(Exercise instructions)
• A. According to the deer hunting article, what is Jeremy Holtz's occupation?
• B. From the deer hunting article, output the passage that begins at the words "After a rough" and stops after the words "only a 7% drop.".

(Extract provided)
Segment Open
After a rough opening weekend, deer hunters found more deer. State-wide opening weekend deer killed was down nearly 18% compared to a year ago. But after the season ended - deer numbers improved to only a 7% drop.

Jeremy Holtz is a wildlife biologist in Oneida County. He says after the harsh spring experienced earlier this year, the lack of success could have been a lot worse.


"If you look at Northern Wisconsin, we're down 7%, maybe 12%, " Holtz explains. "With the late hunt, and the rough winter we had, there is no question we could have had far worse impact."

In Onieda County: nearly 2300 deer were killed. That's includes 1500 bucks - compared to more than 1600 in 2012. Also less than 800 doe were taken compared to 1000 last year. One of those having some success was 14-year old Payton Hartman of Rhinelander. She got not one, but two doe. She was able to fill both her brother's and her own permits.
Segment Closed
(Extracted entries)
Segment Open
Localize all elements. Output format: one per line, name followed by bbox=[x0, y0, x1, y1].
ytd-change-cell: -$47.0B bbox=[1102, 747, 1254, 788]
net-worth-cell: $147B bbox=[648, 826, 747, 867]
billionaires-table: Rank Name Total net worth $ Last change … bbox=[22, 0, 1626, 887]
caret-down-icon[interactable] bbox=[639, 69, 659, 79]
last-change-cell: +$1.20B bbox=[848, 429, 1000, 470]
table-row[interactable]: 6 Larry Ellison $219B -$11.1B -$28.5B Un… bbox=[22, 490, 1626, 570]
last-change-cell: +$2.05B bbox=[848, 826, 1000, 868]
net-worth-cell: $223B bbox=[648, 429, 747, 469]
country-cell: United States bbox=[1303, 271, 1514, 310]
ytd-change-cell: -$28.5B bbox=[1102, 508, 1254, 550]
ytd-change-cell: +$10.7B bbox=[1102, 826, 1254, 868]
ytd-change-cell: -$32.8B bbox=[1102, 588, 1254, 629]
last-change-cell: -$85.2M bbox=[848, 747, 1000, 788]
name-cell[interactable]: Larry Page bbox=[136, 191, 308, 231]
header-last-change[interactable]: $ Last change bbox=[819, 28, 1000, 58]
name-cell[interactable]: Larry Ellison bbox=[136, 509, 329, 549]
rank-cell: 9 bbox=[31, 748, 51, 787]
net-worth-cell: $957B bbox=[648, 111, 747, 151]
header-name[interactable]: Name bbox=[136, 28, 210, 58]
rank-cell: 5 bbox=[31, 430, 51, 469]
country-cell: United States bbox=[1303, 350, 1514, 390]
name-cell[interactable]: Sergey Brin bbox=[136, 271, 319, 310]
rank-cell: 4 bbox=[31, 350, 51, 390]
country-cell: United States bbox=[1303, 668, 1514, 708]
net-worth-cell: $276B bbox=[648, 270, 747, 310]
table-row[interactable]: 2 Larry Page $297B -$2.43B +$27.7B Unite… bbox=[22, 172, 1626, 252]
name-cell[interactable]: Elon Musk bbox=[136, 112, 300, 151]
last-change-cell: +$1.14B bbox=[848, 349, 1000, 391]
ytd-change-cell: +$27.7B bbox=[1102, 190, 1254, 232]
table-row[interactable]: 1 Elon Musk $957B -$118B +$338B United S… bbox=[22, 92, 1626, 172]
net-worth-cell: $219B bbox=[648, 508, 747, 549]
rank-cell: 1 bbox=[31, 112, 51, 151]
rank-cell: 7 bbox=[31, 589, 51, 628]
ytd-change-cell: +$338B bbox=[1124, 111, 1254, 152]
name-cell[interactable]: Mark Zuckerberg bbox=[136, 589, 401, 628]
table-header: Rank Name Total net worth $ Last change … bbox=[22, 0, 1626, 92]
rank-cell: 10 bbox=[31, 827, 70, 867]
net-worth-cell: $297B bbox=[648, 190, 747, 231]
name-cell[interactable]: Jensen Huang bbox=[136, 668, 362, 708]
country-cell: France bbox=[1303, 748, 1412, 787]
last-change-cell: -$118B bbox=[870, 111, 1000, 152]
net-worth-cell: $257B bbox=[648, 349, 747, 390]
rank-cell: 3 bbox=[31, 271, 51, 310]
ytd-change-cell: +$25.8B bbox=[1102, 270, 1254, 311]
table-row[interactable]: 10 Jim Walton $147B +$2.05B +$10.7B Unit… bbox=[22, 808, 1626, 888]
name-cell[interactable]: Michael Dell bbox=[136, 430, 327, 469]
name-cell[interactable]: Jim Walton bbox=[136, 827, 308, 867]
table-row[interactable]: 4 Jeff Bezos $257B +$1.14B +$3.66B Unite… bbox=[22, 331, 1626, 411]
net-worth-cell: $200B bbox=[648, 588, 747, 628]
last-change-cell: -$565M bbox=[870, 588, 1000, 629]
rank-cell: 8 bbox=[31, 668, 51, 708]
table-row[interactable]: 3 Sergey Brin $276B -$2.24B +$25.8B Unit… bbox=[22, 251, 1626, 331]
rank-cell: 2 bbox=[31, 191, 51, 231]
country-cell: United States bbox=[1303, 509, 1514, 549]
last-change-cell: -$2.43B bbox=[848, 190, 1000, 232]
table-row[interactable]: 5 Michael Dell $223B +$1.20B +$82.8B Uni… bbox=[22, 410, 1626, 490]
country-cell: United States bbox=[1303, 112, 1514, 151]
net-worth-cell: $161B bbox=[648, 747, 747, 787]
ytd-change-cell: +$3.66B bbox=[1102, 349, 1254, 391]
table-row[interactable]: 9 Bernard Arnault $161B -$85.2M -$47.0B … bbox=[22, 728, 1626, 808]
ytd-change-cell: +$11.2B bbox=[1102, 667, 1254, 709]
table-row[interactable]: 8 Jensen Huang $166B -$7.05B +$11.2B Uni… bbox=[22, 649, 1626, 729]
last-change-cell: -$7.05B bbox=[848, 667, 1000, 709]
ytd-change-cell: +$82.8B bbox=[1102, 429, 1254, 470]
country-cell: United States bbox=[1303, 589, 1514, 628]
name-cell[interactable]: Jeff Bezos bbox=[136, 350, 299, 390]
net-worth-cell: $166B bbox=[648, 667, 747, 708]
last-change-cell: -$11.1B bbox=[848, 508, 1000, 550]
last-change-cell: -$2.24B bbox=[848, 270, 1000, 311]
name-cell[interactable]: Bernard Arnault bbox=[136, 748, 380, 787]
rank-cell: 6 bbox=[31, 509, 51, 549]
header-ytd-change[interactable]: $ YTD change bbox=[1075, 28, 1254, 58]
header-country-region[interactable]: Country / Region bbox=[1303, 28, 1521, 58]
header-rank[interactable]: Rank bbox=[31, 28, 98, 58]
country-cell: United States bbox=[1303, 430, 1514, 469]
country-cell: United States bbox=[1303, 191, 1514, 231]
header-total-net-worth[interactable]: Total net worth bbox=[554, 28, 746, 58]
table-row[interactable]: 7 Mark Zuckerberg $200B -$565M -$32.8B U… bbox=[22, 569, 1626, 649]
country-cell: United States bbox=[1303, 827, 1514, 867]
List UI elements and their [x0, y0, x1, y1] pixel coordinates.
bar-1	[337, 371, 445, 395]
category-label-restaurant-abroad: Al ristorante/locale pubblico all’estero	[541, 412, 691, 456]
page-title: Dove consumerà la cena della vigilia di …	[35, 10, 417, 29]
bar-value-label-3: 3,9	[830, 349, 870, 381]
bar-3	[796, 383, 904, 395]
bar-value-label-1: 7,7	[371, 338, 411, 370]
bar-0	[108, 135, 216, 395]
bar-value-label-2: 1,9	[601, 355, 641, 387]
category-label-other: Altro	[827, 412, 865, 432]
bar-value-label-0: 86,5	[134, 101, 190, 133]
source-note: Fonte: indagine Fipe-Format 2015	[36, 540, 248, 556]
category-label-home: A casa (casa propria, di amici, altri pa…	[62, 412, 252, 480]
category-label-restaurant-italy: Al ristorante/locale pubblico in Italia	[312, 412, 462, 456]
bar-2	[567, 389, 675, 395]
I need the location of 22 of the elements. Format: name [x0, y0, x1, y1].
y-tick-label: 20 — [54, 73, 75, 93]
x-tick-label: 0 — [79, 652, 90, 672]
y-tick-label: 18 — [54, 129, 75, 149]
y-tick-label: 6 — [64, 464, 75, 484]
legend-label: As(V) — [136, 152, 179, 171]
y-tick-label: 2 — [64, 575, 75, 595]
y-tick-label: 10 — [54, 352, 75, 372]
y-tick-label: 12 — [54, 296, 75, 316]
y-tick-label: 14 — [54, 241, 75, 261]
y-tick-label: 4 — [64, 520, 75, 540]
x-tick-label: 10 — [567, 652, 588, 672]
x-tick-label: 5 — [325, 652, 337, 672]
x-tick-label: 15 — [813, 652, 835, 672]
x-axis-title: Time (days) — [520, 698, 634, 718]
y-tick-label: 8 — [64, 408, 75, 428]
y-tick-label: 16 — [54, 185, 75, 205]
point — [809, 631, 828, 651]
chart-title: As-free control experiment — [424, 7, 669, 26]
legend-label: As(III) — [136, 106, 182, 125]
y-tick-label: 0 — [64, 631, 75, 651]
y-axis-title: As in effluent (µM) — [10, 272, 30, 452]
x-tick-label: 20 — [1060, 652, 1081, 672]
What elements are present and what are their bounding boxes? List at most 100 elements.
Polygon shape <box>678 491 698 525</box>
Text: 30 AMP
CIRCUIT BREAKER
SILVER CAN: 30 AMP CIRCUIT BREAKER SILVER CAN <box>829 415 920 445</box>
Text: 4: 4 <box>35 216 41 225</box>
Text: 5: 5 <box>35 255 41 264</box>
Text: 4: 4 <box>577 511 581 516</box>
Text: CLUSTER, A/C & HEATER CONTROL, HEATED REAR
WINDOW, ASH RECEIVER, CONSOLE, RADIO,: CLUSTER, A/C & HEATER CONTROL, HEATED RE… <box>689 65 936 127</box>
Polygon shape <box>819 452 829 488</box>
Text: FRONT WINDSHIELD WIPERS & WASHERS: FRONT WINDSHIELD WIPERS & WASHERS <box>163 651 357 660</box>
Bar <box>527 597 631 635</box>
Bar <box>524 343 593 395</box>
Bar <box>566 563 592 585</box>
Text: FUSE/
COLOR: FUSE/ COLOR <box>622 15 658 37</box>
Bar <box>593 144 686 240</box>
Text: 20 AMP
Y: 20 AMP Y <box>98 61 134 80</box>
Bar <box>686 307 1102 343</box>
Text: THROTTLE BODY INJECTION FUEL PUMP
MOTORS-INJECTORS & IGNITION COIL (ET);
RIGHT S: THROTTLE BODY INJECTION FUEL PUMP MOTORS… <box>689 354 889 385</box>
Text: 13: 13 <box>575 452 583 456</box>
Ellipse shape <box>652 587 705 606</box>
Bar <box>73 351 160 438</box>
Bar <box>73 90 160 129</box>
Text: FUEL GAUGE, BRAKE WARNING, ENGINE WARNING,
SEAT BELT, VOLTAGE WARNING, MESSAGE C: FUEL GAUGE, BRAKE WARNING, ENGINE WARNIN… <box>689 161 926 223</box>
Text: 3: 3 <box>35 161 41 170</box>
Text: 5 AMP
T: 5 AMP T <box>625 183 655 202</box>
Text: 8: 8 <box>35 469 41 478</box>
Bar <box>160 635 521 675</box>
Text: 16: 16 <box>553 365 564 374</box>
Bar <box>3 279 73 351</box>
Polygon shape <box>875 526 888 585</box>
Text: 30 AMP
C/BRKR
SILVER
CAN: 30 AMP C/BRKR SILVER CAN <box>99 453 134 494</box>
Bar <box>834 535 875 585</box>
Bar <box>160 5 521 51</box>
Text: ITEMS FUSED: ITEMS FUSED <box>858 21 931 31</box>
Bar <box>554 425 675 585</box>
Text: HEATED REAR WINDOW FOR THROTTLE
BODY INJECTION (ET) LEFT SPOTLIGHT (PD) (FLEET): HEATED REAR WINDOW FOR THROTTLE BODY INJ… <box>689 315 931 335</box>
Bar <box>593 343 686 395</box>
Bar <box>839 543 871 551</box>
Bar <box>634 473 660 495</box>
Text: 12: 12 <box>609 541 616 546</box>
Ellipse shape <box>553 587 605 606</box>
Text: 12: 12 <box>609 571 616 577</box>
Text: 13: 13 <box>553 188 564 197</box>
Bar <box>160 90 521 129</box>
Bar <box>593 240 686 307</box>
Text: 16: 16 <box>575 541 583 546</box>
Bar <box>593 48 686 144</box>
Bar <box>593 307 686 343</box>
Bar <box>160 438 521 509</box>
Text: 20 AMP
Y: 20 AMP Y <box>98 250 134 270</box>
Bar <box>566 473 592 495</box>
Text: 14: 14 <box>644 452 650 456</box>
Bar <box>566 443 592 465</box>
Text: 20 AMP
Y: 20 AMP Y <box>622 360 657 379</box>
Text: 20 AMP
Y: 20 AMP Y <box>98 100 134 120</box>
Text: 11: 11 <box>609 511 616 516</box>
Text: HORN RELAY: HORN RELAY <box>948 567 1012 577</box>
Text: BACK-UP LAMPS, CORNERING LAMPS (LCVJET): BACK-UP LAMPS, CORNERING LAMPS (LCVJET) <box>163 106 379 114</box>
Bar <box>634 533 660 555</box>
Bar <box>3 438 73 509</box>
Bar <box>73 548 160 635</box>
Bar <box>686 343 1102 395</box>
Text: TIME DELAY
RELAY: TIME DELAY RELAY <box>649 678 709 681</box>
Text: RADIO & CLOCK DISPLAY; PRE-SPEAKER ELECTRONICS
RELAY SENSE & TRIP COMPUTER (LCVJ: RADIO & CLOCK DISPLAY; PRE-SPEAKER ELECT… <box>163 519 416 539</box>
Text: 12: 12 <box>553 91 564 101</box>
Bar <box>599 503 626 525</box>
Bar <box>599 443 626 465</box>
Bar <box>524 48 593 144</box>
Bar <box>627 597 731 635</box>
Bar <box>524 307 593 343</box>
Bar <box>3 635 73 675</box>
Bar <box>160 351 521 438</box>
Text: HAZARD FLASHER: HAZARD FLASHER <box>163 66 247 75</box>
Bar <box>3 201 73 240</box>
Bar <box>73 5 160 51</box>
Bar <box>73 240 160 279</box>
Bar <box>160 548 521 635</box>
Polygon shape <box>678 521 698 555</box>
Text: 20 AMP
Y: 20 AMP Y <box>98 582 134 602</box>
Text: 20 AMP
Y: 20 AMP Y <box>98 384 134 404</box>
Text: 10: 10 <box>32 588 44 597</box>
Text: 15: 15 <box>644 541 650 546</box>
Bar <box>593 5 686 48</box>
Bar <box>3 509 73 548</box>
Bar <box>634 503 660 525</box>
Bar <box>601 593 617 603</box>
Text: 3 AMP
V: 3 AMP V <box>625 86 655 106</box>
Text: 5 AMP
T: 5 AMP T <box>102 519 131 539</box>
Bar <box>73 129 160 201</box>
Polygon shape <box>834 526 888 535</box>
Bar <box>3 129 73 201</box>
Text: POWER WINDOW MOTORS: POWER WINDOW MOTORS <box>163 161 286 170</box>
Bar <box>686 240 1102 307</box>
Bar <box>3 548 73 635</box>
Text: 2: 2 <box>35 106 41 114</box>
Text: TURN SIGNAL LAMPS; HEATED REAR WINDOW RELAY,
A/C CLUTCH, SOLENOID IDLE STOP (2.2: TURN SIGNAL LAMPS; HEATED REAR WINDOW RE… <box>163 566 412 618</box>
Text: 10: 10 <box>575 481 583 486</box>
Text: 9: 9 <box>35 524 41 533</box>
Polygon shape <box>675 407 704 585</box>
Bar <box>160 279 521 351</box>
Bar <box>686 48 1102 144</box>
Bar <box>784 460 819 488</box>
Segment Closed
(Answers to the problems)
• A. He is a wildlife biologist in Oneida County.

• B.
After a rough opening weekend, deer hunters found more deer. State-wide opening weekend deer killed was down nearly 18% compared to a year ago. But after the season ended - deer numbers improved to only a 7% drop.